START SUPPLIED ENTRIES

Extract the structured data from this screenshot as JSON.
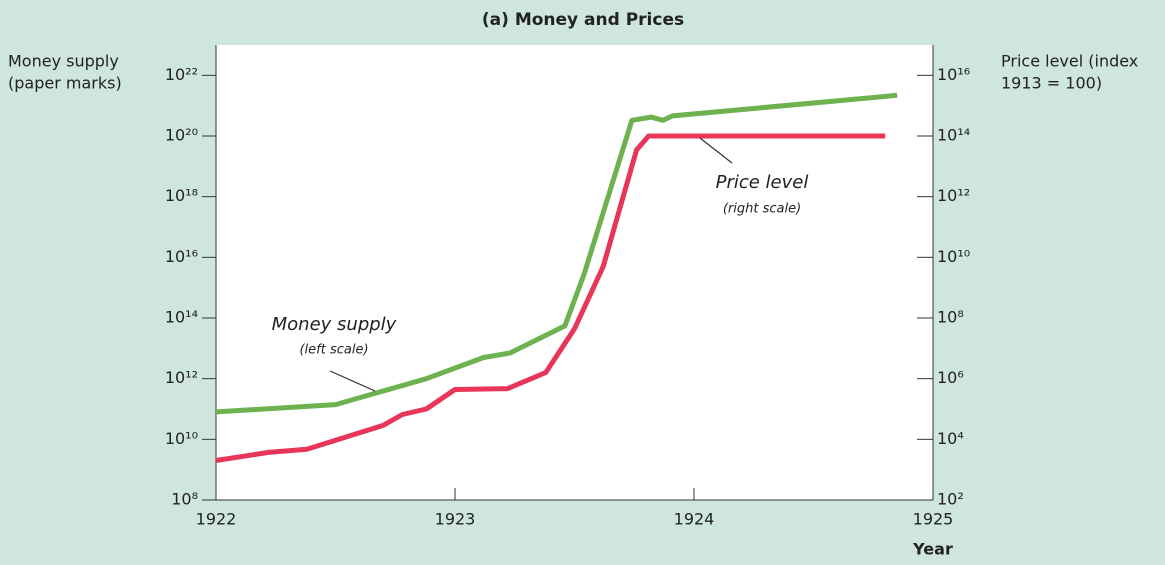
{
  "chart_data": {
    "type": "line",
    "title": "(a) Money and Prices",
    "xlabel": "Year",
    "ylabel": [
      "Money supply",
      "(paper marks)"
    ],
    "y2label": [
      "Price level (index",
      "1913 = 100)"
    ],
    "xlim": [
      1922,
      1925
    ],
    "xticks": [
      1922,
      1923,
      1924,
      1925
    ],
    "yscale": "log",
    "ylim": [
      100000000.0,
      1e+23
    ],
    "yticks": [
      {
        "value": 100000000.0,
        "label": "10⁸"
      },
      {
        "value": 10000000000.0,
        "label": "10¹⁰"
      },
      {
        "value": 1000000000000.0,
        "label": "10¹²"
      },
      {
        "value": 100000000000000.0,
        "label": "10¹⁴"
      },
      {
        "value": 1e+16,
        "label": "10¹⁶"
      },
      {
        "value": 1e+18,
        "label": "10¹⁸"
      },
      {
        "value": 1e+20,
        "label": "10²⁰"
      },
      {
        "value": 1e+22,
        "label": "10²²"
      }
    ],
    "y2lim": [
      100.0,
      1e+17
    ],
    "y2ticks": [
      {
        "value": 100.0,
        "label": "10²"
      },
      {
        "value": 10000.0,
        "label": "10⁴"
      },
      {
        "value": 1000000.0,
        "label": "10⁶"
      },
      {
        "value": 100000000.0,
        "label": "10⁸"
      },
      {
        "value": 10000000000.0,
        "label": "10¹⁰"
      },
      {
        "value": 1000000000000.0,
        "label": "10¹²"
      },
      {
        "value": 100000000000000.0,
        "label": "10¹⁴"
      },
      {
        "value": 1e+16,
        "label": "10¹⁶"
      }
    ],
    "series": [
      {
        "name": "Money supply",
        "note": "(left scale)",
        "color": "#6db24f",
        "axis": "y",
        "x": [
          1922.0,
          1922.5,
          1922.88,
          1923.12,
          1923.23,
          1923.46,
          1923.54,
          1923.74,
          1923.82,
          1923.87,
          1923.91,
          1924.85
        ],
        "values": [
          80000000000.0,
          140000000000.0,
          1000000000000.0,
          5000000000000.0,
          7000000000000.0,
          55000000000000.0,
          2800000000000000.0,
          3.3e+20,
          4.2e+20,
          3.3e+20,
          4.6e+20,
          2.2e+21
        ]
      },
      {
        "name": "Price level",
        "note": "(right scale)",
        "color": "#e8365a",
        "axis": "y2",
        "x": [
          1922.0,
          1922.22,
          1922.38,
          1922.7,
          1922.78,
          1922.88,
          1923.0,
          1923.22,
          1923.38,
          1923.5,
          1923.62,
          1923.76,
          1923.81,
          1924.8
        ],
        "values": [
          2000.0,
          3700.0,
          4700.0,
          29000.0,
          66000.0,
          100000.0,
          440000.0,
          470000.0,
          1600000.0,
          44000000.0,
          5000000000.0,
          35000000000000.0,
          100000000000000.0,
          100000000000000.0
        ]
      }
    ]
  }
}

END SUPPLIED ENTRIES

**EXERCISE TASK**
Transcribe all the lines above exactly, apart from the pictures.

**RESPONSE**
Extract the structured data from this screenshot as JSON.
{
  "chart_data": {
    "type": "line",
    "title": "(a) Money and Prices",
    "xlabel": "Year",
    "ylabel": [
      "Money supply",
      "(paper marks)"
    ],
    "y2label": [
      "Price level (index",
      "1913 = 100)"
    ],
    "xlim": [
      1922,
      1925
    ],
    "xticks": [
      1922,
      1923,
      1924,
      1925
    ],
    "yscale": "log",
    "ylim": [
      100000000.0,
      1e+23
    ],
    "yticks": [
      {
        "value": 100000000.0,
        "label": "10⁸"
      },
      {
        "value": 10000000000.0,
        "label": "10¹⁰"
      },
      {
        "value": 1000000000000.0,
        "label": "10¹²"
      },
      {
        "value": 100000000000000.0,
        "label": "10¹⁴"
      },
      {
        "value": 1e+16,
        "label": "10¹⁶"
      },
      {
        "value": 1e+18,
        "label": "10¹⁸"
      },
      {
        "value": 1e+20,
        "label": "10²⁰"
      },
      {
        "value": 1e+22,
        "label": "10²²"
      }
    ],
    "y2lim": [
      100.0,
      1e+17
    ],
    "y2ticks": [
      {
        "value": 100.0,
        "label": "10²"
      },
      {
        "value": 10000.0,
        "label": "10⁴"
      },
      {
        "value": 1000000.0,
        "label": "10⁶"
      },
      {
        "value": 100000000.0,
        "label": "10⁸"
      },
      {
        "value": 10000000000.0,
        "label": "10¹⁰"
      },
      {
        "value": 1000000000000.0,
        "label": "10¹²"
      },
      {
        "value": 100000000000000.0,
        "label": "10¹⁴"
      },
      {
        "value": 1e+16,
        "label": "10¹⁶"
      }
    ],
    "series": [
      {
        "name": "Money supply",
        "note": "(left scale)",
        "color": "#6db24f",
        "axis": "y",
        "x": [
          1922.0,
          1922.5,
          1922.88,
          1923.12,
          1923.23,
          1923.46,
          1923.54,
          1923.74,
          1923.82,
          1923.87,
          1923.91,
          1924.85
        ],
        "values": [
          80000000000.0,
          140000000000.0,
          1000000000000.0,
          5000000000000.0,
          7000000000000.0,
          55000000000000.0,
          2800000000000000.0,
          3.3e+20,
          4.2e+20,
          3.3e+20,
          4.6e+20,
          2.2e+21
        ]
      },
      {
        "name": "Price level",
        "note": "(right scale)",
        "color": "#e8365a",
        "axis": "y2",
        "x": [
          1922.0,
          1922.22,
          1922.38,
          1922.7,
          1922.78,
          1922.88,
          1923.0,
          1923.22,
          1923.38,
          1923.5,
          1923.62,
          1923.76,
          1923.81,
          1924.8
        ],
        "values": [
          2000.0,
          3700.0,
          4700.0,
          29000.0,
          66000.0,
          100000.0,
          440000.0,
          470000.0,
          1600000.0,
          44000000.0,
          5000000000.0,
          35000000000000.0,
          100000000000000.0,
          100000000000000.0
        ]
      }
    ]
  }
}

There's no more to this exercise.